§ TASK PROMPT:
Extract every line below, verbatim.

§ RAW DATA:
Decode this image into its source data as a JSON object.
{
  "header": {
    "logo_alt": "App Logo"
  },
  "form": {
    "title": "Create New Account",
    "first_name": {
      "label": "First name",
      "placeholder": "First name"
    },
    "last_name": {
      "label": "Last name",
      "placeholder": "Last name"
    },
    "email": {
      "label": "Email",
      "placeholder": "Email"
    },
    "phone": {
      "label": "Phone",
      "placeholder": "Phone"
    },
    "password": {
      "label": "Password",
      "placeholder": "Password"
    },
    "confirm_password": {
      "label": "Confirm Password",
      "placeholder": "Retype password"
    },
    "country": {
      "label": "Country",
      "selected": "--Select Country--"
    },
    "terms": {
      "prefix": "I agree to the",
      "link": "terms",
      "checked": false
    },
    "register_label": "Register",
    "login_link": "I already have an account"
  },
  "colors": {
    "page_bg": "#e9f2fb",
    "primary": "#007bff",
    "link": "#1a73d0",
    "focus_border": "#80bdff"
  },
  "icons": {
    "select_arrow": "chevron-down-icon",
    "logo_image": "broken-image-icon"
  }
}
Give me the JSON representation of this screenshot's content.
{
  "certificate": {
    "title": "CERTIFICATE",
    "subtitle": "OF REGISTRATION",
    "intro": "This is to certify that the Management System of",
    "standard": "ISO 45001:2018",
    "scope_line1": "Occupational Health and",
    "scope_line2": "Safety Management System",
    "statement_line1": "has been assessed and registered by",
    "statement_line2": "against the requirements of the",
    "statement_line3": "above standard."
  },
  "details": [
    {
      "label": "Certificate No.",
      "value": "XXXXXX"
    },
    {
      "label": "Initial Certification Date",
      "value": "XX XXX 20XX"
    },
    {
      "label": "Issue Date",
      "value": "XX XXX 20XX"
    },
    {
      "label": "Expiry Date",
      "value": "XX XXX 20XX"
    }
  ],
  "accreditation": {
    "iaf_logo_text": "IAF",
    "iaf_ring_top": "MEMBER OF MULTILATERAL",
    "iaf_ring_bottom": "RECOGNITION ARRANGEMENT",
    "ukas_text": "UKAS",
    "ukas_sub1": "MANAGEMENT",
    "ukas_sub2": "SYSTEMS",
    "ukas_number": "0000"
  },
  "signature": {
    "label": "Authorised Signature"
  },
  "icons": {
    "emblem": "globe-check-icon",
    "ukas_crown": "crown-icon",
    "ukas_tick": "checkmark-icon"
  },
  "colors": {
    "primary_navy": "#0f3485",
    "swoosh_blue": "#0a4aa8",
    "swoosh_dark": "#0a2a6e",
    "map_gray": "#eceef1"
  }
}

§ SOLUTION FOR THIS TASK:
Decode this image into its source data as a JSON object.
{
  "header": {
    "logo_alt": "App Logo"
  },
  "form": {
    "title": "Create New Account",
    "first_name": {
      "label": "First name",
      "placeholder": "First name"
    },
    "last_name": {
      "label": "Last name",
      "placeholder": "Last name"
    },
    "email": {
      "label": "Email",
      "placeholder": "Email"
    },
    "phone": {
      "label": "Phone",
      "placeholder": "Phone"
    },
    "password": {
      "label": "Password",
      "placeholder": "Password"
    },
    "confirm_password": {
      "label": "Confirm Password",
      "placeholder": "Retype password"
    },
    "country": {
      "label": "Country",
      "selected": "--Select Country--"
    },
    "terms": {
      "prefix": "I agree to the",
      "link": "terms",
      "checked": false
    },
    "register_label": "Register",
    "login_link": "I already have an account"
  },
  "colors": {
    "page_bg": "#e9f2fb",
    "primary": "#007bff",
    "link": "#1a73d0",
    "focus_border": "#80bdff"
  },
  "icons": {
    "select_arrow": "chevron-down-icon",
    "logo_image": "broken-image-icon"
  }
}
Give me the JSON representation of this screenshot's content.
{
  "certificate": {
    "title": "CERTIFICATE",
    "subtitle": "OF REGISTRATION",
    "intro": "This is to certify that the Management System of",
    "standard": "ISO 45001:2018",
    "scope_line1": "Occupational Health and",
    "scope_line2": "Safety Management System",
    "statement_line1": "has been assessed and registered by",
    "statement_line2": "against the requirements of the",
    "statement_line3": "above standard."
  },
  "details": [
    {
      "label": "Certificate No.",
      "value": "XXXXXX"
    },
    {
      "label": "Initial Certification Date",
      "value": "XX XXX 20XX"
    },
    {
      "label": "Issue Date",
      "value": "XX XXX 20XX"
    },
    {
      "label": "Expiry Date",
      "value": "XX XXX 20XX"
    }
  ],
  "accreditation": {
    "iaf_logo_text": "IAF",
    "iaf_ring_top": "MEMBER OF MULTILATERAL",
    "iaf_ring_bottom": "RECOGNITION ARRANGEMENT",
    "ukas_text": "UKAS",
    "ukas_sub1": "MANAGEMENT",
    "ukas_sub2": "SYSTEMS",
    "ukas_number": "0000"
  },
  "signature": {
    "label": "Authorised Signature"
  },
  "icons": {
    "emblem": "globe-check-icon",
    "ukas_crown": "crown-icon",
    "ukas_tick": "checkmark-icon"
  },
  "colors": {
    "primary_navy": "#0f3485",
    "swoosh_blue": "#0a4aa8",
    "swoosh_dark": "#0a2a6e",
    "map_gray": "#eceef1"
  }
}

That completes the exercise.